**Short exercise:** Give the count of lines in the data that include "color", with no other words.

**Given data:**

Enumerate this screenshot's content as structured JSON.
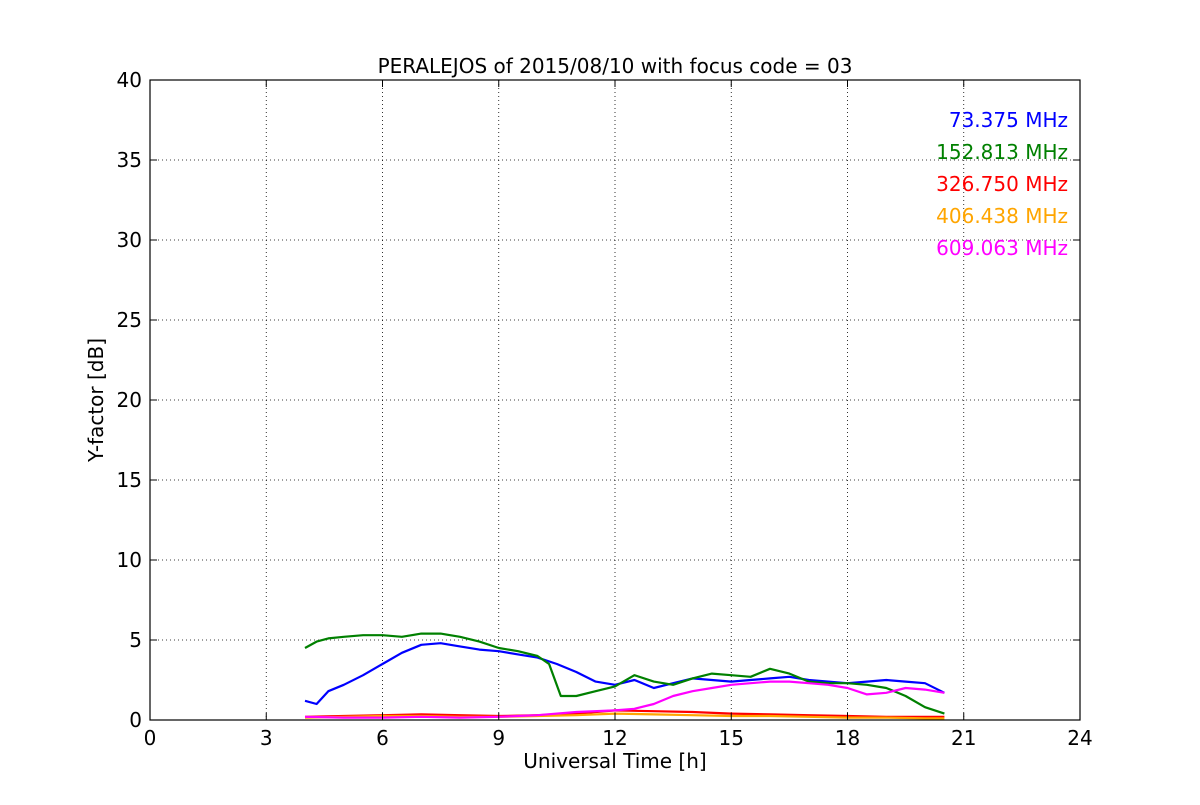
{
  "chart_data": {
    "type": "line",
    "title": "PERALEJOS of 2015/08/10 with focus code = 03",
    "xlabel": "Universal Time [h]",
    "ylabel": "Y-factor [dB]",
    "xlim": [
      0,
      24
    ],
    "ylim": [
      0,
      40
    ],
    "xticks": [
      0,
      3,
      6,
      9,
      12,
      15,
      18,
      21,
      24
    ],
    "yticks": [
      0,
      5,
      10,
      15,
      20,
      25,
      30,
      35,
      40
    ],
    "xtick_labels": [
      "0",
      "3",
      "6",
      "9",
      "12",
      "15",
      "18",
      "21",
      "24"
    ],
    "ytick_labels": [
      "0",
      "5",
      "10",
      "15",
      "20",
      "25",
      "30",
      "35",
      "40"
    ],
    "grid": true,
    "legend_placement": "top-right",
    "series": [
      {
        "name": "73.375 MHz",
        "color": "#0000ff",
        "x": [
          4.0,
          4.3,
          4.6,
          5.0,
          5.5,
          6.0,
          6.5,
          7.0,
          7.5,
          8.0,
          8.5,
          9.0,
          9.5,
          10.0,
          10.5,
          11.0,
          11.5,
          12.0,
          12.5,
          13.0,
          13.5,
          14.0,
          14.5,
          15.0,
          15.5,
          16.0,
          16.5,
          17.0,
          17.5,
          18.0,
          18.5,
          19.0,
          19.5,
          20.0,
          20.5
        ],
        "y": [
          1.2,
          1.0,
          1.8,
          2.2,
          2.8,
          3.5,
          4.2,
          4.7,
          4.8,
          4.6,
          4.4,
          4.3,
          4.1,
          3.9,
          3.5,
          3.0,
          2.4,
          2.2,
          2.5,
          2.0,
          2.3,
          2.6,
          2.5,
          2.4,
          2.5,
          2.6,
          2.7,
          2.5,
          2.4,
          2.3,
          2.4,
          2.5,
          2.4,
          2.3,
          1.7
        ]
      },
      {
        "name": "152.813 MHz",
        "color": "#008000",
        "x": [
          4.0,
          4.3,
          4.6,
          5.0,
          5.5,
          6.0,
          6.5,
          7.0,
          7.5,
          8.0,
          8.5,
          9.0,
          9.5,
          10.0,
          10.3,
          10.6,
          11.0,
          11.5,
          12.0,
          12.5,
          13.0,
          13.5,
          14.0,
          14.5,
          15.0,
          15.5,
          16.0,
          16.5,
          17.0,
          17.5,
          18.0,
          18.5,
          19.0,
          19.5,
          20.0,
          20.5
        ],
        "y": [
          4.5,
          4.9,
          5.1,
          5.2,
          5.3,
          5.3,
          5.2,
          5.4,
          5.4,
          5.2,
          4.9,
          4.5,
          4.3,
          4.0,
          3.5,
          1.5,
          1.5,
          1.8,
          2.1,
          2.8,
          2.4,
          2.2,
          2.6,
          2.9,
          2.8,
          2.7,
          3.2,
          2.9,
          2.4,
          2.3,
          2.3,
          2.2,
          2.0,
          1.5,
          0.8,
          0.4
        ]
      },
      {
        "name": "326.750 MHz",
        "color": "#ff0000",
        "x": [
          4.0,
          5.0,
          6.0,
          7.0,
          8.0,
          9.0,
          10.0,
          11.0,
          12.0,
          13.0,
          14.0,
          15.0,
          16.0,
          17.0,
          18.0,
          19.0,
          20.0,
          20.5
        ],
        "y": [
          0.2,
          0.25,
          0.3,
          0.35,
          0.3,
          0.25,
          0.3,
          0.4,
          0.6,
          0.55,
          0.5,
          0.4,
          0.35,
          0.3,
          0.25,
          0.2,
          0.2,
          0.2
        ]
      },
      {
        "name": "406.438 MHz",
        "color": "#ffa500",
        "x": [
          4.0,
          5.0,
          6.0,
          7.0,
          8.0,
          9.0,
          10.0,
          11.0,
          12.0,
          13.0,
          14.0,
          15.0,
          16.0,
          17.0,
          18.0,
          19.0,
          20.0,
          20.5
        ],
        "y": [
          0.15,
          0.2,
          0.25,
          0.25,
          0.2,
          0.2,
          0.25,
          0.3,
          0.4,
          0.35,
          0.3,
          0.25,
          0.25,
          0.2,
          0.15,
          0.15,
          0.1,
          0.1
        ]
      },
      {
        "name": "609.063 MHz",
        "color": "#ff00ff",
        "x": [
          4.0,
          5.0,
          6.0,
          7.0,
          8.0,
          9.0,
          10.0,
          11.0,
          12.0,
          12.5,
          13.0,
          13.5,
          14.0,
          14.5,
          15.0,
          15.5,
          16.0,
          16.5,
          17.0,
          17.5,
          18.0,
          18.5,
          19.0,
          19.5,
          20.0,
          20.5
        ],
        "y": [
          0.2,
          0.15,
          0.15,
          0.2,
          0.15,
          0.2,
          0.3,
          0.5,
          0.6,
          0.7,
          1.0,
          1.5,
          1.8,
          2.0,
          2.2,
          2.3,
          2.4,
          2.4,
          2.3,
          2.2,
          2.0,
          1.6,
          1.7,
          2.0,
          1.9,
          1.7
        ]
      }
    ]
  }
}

**Problem solution:** 5